Text for analysis:
This Dwarf Fortress update is relevant to your problem
http://www.rockpapershotgun.com/2015/02/16/dwarf-fortress-poetry/
They're generating poetry, but not the poetry itself, just the description of it.

You could do the same, describe in text what people are saying or feeling. So not "I was with.." but "He says he was with..", and "He's upset"
Everything is explained the same way, and it won't be so bad if it repeats when it's the same player character thinking those things, or alternatively use an emotionless disembodied voice. But making it the player voice brings opportunity for going full noir inner monologue, adding flavor text etc. "He's upset like I wasn't when my wife left me". I don't know I'm not a good writer. It would feel more repetitive but it would be worth it.

Ooh this is a great idea, it preserves the atmosphere and goes hand-in-hand with some other things I've been working on. Dialogue is surprisingly hard to implement smoothly... I was originally picturing Bioware-style dialogue screens where you shift from the action to a cinematic menu-driven encounter, but my game is so heavily based on time management that I'm flirting with the idea of flat-out dictating that nothing short of raising the system menu will pause the game, and building everything to feed back into the core crime scene-interview-accuse loop.

Data shown:
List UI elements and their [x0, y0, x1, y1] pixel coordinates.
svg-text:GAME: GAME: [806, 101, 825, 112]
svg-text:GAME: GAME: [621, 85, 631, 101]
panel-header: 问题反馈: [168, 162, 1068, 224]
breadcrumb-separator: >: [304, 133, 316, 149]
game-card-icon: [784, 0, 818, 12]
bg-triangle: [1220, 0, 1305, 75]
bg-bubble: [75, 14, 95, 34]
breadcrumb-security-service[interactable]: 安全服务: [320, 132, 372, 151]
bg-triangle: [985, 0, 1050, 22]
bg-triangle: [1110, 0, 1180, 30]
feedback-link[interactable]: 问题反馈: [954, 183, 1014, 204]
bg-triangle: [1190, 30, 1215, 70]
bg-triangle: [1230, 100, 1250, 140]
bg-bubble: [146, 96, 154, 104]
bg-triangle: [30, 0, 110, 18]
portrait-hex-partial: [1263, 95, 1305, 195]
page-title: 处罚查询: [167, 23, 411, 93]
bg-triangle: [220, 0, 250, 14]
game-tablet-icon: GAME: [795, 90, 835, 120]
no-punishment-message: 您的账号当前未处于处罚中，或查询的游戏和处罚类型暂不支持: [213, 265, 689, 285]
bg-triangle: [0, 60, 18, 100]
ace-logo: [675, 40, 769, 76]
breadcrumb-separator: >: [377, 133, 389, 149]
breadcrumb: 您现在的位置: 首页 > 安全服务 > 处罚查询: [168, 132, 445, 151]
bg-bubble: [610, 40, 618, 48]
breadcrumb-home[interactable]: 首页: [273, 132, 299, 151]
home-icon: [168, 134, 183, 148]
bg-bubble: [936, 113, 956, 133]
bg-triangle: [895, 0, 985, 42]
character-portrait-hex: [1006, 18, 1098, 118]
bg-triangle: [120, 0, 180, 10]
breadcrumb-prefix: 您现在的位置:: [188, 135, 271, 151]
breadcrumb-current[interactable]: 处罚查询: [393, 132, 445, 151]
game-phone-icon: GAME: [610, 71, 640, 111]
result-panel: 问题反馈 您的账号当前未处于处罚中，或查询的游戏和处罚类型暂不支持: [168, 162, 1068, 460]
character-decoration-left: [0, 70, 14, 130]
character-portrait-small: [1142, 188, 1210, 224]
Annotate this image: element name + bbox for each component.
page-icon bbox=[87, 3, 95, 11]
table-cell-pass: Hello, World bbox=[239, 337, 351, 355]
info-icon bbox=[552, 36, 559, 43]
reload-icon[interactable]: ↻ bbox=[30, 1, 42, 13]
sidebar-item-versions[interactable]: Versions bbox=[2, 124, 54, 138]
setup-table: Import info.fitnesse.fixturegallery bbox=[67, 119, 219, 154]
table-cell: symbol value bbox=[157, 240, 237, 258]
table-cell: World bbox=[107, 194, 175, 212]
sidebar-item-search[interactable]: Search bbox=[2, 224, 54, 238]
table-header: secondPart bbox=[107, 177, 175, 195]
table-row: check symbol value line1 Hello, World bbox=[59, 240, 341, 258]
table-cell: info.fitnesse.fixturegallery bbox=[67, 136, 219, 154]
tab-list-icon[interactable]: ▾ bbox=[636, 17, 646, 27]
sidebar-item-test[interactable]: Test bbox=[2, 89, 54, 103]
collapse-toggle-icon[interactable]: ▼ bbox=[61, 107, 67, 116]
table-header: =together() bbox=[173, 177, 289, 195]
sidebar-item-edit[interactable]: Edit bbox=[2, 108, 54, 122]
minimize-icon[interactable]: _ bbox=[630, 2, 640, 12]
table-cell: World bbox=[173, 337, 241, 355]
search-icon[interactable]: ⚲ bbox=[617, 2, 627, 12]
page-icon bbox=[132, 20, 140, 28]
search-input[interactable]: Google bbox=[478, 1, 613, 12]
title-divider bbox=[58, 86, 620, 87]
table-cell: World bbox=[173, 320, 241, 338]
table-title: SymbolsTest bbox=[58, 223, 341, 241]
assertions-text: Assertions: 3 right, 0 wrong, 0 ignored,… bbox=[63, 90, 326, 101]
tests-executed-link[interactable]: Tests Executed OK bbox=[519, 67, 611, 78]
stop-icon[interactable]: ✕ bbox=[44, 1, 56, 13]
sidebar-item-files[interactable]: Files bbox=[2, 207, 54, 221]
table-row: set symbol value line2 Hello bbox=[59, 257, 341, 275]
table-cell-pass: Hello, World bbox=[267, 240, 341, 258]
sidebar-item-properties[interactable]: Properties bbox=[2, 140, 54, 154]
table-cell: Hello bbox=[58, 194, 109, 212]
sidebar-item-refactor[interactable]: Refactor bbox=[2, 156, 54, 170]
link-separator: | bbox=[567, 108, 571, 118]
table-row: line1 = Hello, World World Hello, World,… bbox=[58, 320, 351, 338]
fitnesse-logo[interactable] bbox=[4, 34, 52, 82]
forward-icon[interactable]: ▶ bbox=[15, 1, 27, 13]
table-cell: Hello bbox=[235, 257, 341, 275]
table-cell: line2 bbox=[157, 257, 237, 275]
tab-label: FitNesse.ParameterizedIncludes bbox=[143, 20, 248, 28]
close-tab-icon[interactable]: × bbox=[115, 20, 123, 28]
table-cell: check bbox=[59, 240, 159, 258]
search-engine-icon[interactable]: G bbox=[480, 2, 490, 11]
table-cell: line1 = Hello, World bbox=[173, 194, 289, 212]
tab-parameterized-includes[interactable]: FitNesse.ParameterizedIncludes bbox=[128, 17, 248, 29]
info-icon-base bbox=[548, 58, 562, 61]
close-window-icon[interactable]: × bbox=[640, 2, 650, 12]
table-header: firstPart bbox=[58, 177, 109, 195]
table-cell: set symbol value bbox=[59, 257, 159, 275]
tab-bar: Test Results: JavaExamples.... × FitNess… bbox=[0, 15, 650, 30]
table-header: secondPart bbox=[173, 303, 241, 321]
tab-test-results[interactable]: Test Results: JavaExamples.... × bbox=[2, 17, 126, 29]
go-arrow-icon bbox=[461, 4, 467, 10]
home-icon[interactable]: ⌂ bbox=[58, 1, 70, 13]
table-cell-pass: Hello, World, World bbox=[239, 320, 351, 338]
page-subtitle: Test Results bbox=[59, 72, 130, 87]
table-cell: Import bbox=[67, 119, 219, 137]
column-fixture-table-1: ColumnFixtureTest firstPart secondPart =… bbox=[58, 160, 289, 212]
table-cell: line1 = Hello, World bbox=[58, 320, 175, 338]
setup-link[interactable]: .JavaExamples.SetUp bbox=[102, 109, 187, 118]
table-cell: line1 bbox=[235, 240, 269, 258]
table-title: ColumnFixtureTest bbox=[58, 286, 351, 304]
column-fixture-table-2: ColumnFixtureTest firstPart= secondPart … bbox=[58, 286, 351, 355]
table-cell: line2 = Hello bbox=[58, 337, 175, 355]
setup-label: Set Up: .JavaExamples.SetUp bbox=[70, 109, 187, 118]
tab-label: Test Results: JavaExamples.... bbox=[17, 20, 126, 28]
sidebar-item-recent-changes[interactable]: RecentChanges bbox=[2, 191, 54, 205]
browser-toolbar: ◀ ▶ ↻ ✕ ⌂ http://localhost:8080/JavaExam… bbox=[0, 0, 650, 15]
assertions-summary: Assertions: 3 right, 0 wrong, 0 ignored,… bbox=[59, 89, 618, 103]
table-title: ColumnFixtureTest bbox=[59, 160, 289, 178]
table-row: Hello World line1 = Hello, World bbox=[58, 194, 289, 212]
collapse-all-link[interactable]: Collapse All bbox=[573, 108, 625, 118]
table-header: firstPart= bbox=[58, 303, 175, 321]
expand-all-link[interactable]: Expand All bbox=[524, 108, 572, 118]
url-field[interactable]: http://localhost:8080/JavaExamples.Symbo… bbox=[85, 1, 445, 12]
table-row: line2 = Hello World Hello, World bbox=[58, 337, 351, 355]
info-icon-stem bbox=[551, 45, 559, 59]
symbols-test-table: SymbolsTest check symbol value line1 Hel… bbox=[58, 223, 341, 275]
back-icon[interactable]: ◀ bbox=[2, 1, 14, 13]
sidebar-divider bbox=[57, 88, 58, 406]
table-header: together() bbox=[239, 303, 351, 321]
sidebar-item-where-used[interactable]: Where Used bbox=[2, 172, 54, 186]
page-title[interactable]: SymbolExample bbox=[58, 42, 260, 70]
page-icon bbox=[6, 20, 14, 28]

Exercise set:
a) From the game-dialogue discussion, write out the passage that begins at the words "Everything is explained" and stops after the words "be worth it.".
b) Answer these questions from the game-dialogue discussion.
(i) According to the text, what is the Dwarf Fortress update generating instead of the poetry itself?
(ii) What style of dialogue screens did the last writer originally picture?
(iii) On what is that writer's game heavily based?

Numbered answers:
a)
Everything is explained the same way, and it won't be so bad if it repeats when it's the same player character thinking those things, or alternatively use an emotionless disembodied voice. But making it the player voice brings opportunity for going full noir inner monologue, adding flavor text etc. "He's upset like I wasn't when my wife left me". I don't know I'm not a good writer. It would feel more repetitive but it would be worth it.

b)
(i) The description of the poetry.
(ii) Bioware-style dialogue screens.
(iii) Time management.